ZIEL: Gibst du den Abschnitt aus dem Text über die Weisheit im Unvorhersehbaren wortgetreu zurück, beginnend bei den Worten mit „Vom Modus eine“ und endend nach „mich herum bereitgehalten.“?

TEXTAUSZUG:
Die Weisheit, die im Unvorhersehbaren schlummert

Bevor ich von der Kreativen Stunde gestern Abend berichte, lass mich ein paar Gedanken teilen und natürlich ein, zwei Fotos.

Als ich vor knapp einem Monat von einem auf den anderen Tag hineingeworfen wurde, in einen zwölf Stunden langen Arbeitstag, da blieb keine Zeit zum Nachdenken. Was getan werden musste, musste getan werden. Wie immer, wenn ich weiß, wofür ich etwas tue, fiel es mir nicht schwer an mein Limit und ab und an wohl darüber hinaus zu gehen. Wie immer, fällt mir das besonders leicht, wenn ich etwas für Andere tue.

Das Gefühl vollkommener Erschöpfung holt Dich aus dem Kopf und in den Körper, der Geist hat Ruhepause.

Keine Zeit zum Verweilen im wohligen Gestern, als noch Zeit war zum ausgiebigen Kreativsein, für Videodrehs und Zerstreuung. Wieviel Zeit wir doch täglich verstreichen lassen.

Keine Zeit zum Nachdenken über das Morgen, ob dieser Krieg wohl näher rücken würde. Wieviel Zeit wir mit Mutmaßungen über unsere Zukunft vergeuden.

Vom Modus eine Checkliste für den Notfall zu verfassen, war ich nahtlos hinübergeglitten in eine Tätigkeit, die meine volle Flexibilität, absolute Konzentrationsfähigkeit und reichlich Gelassenheit in angespannten Situationen forderte. Ich war unsicher. Ich war glücklich und stolz. Ich war gestresst. Ich war genervt. Ich war wütend. Ich war gerührt. Wenn ich darüber nachdenke, waren diese vier Wochen ein echtes Sinnbild für unser ganzes Leben und sie haben manche Lektion für mich und die Menschen um mich herum bereitgehalten.

Wie entsteht die Colorierung Schritt für Schritt

Zuallererst einmal, ist mir sehr deutlich geworden, was man alles schaffen kann, wenn man voll und ganz bei der Sache ist. Das wußte ich schon vorher und es war deshalb nicht schwer, sofort in diese Kraft zu finden. Mit dieser Überzeugung führe ich schließlich schon seit neun Jahren mein Geschäft.

Schnell wurde in dieser Ausnahmesituation aber auch klar, wo alte Gedankenmuster mir noch immer hinderlich sind. Veränderung passiert immer außerhalb unserer Komfortzone.

Ich habe gern einen Plan und die Dinge, die mir wichtig sind, gern unter Kontrolle. Neues lernen und ausprobieren macht mir Spaß, aber ins allzu Unbekannte geworfen zu werden, ist überhaupt nicht mein Ding. Dummerweise – oder vielleicht zum Glück – ist unser ganzes Leben eine Reise durchs Unbekannte.

Dann ist da mein ausgeprägter Sinn für Gerechtigkeit, der manchmal anstregend sein kann für andere Menschen mit einem anderen Wertesystem als dem meinen. Zum Beispiel bewege ich mich nicht schneller, wenn jemand forsch und fordernd auftritt. Offen gestanden, erreicht man damit bei mir eher das Gegenteil. Lieber sorge mich zuerst um die Menschen, die freundlich sind, die nach Möglichkeiten und Informationen fragenn und die für sich selbst eintreten, ohne dabei ohe Rücksicht auf Verluste um sich zu schlagen. Ganz nach dem Grundwissen eines Rettungssanitäters: Wenn Du am Unfallort ankommst, kümmere Dich nicht zuerst um die Schreihälse.

Einträge mit Begrenzungsrahmen:
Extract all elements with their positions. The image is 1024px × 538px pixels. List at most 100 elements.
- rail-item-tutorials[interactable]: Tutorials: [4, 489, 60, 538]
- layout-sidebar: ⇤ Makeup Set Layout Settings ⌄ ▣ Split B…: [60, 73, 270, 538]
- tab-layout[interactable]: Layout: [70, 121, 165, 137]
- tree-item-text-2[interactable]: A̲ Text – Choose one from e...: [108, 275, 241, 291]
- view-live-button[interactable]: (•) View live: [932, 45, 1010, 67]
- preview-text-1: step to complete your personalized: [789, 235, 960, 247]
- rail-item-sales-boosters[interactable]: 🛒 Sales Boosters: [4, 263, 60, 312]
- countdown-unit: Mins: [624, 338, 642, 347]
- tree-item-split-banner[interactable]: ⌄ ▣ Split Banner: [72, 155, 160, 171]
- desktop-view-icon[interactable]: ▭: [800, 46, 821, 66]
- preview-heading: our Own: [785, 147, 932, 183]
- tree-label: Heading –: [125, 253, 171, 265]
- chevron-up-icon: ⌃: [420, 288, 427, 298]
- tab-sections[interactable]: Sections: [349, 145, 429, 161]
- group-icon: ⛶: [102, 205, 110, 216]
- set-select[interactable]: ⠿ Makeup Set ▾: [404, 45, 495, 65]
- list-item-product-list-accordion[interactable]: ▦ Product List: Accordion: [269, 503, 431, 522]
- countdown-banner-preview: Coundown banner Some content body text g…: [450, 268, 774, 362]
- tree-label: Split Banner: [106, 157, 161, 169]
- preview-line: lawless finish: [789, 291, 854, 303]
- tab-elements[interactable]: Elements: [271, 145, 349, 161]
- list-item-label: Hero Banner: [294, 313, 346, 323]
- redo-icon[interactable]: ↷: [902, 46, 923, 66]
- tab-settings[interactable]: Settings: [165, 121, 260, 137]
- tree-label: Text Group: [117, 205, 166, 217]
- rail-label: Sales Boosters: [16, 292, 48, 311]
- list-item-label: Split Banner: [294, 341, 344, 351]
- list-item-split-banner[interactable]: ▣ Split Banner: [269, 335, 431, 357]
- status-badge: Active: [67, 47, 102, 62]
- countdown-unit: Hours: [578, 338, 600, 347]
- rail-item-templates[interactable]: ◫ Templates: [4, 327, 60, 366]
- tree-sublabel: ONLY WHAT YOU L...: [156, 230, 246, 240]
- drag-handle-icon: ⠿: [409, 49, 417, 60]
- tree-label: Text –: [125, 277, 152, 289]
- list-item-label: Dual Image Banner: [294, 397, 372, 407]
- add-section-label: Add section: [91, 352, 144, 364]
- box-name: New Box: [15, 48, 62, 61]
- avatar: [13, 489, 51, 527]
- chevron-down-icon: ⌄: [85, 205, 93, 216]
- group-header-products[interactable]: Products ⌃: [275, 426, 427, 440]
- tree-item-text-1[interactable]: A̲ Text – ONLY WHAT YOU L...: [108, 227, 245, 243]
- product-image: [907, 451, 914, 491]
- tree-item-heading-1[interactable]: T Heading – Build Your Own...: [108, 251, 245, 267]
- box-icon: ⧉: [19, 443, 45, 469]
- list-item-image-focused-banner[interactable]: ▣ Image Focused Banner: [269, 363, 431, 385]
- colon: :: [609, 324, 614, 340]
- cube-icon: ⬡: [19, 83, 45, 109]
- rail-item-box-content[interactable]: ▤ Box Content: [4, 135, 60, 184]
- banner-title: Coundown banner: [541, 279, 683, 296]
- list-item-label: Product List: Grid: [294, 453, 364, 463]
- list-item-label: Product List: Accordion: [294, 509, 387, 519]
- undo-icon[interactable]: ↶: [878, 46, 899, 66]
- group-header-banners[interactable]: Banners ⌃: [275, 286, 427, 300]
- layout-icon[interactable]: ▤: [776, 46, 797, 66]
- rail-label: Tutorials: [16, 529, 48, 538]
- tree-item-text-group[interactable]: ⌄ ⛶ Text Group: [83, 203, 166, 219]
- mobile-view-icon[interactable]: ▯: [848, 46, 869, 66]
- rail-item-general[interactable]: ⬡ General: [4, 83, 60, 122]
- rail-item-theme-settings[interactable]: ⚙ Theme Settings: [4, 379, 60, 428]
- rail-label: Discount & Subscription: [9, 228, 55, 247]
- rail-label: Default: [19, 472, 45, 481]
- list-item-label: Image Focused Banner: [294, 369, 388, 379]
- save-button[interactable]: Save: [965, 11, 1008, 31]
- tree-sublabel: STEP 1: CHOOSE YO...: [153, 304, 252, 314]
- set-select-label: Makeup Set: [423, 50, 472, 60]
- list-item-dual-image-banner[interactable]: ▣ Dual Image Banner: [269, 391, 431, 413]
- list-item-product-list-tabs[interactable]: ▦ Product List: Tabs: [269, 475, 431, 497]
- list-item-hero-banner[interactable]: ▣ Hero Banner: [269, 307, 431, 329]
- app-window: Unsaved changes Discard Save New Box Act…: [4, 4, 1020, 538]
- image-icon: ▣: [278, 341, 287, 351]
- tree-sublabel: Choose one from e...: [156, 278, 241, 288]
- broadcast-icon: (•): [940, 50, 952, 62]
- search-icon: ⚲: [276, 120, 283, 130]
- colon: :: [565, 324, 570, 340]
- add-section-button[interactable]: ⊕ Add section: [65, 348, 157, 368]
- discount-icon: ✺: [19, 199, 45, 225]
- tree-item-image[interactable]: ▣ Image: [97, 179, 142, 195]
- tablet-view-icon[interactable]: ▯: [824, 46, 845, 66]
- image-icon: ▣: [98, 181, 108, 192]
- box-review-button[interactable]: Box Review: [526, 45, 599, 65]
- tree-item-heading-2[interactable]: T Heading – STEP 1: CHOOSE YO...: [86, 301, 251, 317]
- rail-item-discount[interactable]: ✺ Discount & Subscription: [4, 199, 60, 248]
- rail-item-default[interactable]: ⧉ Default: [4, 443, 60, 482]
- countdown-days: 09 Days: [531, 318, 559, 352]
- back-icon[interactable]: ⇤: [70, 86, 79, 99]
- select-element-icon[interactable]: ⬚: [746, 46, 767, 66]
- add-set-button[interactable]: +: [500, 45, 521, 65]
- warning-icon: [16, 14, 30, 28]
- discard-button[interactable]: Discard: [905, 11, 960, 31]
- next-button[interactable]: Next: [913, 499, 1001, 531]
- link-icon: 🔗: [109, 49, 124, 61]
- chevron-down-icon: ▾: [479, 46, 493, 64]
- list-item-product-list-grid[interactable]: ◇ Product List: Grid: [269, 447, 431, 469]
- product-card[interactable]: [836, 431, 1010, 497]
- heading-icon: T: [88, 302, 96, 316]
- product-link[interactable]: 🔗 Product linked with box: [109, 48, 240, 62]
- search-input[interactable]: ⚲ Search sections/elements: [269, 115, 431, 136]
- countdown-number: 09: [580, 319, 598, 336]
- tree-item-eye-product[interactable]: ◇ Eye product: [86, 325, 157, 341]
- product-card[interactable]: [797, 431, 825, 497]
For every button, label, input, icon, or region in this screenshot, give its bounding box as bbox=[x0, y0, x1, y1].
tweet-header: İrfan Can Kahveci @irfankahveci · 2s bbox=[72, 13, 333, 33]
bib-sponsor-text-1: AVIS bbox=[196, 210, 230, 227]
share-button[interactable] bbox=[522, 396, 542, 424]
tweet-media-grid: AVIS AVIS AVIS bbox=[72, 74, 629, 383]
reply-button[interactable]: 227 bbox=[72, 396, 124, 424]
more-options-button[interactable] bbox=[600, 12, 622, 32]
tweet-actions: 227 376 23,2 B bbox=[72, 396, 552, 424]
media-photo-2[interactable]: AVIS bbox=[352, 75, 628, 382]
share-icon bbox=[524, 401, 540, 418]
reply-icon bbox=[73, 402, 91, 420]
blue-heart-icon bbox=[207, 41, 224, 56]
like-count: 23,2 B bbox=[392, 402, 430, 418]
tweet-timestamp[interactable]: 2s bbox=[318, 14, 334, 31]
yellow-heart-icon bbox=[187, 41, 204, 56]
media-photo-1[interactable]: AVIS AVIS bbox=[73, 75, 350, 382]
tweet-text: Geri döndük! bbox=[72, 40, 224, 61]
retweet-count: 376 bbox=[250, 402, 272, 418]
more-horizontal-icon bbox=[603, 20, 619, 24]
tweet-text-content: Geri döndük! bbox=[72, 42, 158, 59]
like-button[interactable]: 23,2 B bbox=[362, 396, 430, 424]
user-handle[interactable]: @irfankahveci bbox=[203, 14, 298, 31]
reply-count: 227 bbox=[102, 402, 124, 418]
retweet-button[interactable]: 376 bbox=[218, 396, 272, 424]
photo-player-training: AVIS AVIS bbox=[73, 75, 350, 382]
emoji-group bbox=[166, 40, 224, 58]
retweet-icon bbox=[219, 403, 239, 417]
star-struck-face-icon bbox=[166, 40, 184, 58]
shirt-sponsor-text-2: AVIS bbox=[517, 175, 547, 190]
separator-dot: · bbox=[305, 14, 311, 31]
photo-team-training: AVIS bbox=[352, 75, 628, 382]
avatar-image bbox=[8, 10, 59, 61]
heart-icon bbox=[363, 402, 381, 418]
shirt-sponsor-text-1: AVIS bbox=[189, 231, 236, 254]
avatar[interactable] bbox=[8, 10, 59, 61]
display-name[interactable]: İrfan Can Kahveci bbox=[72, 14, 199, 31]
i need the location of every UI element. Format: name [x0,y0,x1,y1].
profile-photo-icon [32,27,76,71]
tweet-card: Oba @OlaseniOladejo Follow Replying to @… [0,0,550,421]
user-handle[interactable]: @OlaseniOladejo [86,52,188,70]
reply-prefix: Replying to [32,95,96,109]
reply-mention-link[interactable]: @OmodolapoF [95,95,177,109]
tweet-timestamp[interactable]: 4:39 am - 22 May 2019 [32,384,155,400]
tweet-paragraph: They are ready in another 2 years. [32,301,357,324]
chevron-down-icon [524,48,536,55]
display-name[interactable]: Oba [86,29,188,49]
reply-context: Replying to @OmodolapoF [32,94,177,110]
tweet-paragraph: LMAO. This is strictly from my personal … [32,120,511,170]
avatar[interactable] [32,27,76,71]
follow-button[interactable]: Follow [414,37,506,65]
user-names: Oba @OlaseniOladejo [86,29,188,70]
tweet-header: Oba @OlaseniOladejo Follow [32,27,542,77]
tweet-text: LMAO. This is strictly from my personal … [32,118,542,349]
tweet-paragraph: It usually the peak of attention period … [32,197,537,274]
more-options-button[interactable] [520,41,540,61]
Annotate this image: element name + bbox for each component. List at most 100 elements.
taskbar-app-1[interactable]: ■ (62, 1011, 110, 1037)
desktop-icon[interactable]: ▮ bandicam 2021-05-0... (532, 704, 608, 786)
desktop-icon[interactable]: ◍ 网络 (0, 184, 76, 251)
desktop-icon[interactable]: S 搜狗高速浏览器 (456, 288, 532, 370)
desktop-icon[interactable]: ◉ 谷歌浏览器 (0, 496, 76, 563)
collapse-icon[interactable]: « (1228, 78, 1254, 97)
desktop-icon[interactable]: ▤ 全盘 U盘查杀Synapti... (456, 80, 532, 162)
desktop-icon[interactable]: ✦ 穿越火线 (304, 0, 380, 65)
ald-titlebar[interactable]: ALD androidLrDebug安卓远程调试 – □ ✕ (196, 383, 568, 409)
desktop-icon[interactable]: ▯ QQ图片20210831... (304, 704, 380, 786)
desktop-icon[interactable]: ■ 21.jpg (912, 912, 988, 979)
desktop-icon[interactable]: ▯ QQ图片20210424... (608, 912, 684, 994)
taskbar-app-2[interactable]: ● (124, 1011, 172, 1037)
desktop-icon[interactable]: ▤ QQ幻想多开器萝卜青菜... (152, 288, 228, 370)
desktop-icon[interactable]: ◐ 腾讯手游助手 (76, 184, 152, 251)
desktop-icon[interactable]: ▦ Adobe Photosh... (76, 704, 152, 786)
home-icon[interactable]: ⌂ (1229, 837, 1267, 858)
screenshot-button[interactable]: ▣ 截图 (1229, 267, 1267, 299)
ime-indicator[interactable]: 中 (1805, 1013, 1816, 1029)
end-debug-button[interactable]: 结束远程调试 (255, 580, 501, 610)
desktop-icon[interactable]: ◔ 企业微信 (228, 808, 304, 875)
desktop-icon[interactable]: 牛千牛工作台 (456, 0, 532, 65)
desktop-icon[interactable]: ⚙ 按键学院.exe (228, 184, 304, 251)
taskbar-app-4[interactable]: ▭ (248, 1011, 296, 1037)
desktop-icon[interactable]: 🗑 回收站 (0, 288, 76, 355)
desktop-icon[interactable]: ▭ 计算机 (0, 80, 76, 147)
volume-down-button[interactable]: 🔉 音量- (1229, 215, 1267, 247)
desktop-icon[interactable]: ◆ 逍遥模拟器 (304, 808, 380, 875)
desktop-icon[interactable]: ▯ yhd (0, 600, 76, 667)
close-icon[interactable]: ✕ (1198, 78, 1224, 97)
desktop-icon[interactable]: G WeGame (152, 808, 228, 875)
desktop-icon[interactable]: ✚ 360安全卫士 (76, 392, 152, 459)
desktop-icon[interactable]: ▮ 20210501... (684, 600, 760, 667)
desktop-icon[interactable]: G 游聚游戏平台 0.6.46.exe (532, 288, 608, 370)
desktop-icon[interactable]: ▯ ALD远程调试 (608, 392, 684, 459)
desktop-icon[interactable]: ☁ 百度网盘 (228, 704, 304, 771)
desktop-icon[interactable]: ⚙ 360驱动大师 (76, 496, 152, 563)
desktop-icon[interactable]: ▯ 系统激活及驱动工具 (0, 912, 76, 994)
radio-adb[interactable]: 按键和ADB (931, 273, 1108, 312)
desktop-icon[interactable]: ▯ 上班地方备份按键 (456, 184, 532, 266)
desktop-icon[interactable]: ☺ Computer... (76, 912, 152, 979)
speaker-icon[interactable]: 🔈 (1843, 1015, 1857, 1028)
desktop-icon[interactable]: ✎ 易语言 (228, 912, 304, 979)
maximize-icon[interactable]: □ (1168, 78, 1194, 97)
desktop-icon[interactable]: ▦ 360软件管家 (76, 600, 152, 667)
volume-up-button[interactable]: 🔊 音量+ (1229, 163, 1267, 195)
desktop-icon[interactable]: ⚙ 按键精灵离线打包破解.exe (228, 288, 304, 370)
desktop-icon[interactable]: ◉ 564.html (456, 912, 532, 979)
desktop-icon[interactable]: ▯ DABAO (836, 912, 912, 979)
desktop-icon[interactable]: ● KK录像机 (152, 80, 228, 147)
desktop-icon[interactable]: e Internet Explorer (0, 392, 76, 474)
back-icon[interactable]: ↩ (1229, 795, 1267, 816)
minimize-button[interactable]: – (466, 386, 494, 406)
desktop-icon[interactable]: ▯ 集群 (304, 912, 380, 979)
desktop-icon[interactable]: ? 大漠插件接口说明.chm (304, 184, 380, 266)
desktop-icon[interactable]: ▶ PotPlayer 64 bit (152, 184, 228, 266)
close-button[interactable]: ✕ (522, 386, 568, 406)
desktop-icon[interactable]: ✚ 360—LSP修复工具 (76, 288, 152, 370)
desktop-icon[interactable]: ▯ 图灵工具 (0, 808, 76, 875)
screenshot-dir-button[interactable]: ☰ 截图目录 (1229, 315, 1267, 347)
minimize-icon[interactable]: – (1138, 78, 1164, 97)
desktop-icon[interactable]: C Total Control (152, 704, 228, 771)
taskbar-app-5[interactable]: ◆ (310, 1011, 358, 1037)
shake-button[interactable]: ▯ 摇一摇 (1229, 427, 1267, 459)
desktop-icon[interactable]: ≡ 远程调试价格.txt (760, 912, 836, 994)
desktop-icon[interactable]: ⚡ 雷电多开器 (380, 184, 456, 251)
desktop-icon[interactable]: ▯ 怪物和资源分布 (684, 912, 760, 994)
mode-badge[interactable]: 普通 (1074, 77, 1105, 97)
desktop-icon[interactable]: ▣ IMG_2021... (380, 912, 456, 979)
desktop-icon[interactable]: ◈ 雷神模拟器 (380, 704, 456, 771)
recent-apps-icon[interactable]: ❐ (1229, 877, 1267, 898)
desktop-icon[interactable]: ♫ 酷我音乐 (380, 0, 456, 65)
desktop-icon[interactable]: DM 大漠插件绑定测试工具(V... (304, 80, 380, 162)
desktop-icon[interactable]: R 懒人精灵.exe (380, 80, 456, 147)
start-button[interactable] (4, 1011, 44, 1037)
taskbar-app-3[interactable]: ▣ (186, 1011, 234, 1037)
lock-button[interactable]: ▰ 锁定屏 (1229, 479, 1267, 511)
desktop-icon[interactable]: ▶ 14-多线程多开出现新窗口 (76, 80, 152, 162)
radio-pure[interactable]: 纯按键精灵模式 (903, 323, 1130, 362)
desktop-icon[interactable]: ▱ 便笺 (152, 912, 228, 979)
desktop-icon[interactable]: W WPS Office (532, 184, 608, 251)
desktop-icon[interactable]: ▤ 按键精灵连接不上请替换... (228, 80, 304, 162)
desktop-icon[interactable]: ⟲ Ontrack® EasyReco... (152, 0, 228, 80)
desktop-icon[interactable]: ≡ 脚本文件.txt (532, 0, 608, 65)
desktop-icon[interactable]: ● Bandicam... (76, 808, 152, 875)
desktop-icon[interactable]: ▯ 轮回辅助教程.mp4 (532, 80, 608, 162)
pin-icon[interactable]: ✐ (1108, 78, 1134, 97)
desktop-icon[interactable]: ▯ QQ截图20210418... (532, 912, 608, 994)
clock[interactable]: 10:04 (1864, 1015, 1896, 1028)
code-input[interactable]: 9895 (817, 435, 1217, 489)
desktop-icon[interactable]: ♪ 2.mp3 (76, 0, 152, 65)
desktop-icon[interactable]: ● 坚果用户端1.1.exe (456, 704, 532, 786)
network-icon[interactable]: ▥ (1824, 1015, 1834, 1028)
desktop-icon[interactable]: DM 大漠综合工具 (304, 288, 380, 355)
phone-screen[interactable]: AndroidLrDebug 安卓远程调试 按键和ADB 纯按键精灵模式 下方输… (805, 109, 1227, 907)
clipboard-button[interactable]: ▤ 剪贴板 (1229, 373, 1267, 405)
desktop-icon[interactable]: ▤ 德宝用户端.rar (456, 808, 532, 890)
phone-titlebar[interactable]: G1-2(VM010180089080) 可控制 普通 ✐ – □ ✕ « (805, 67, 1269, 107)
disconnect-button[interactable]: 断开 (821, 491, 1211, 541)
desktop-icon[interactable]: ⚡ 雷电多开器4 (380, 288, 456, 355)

VOLLSTÄNDIGE AUSGABE:
Vom Modus eine Checkliste für den Notfall zu verfassen, war ich nahtlos hinübergeglitten in eine Tätigkeit, die meine volle Flexibilität, absolute Konzentrationsfähigkeit und reichlich Gelassenheit in angespannten Situationen forderte. Ich war unsicher. Ich war glücklich und stolz. Ich war gestresst. Ich war genervt. Ich war wütend. Ich war gerührt. Wenn ich darüber nachdenke, waren diese vier Wochen ein echtes Sinnbild für unser ganzes Leben und sie haben manche Lektion für mich und die Menschen um mich herum bereitgehalten.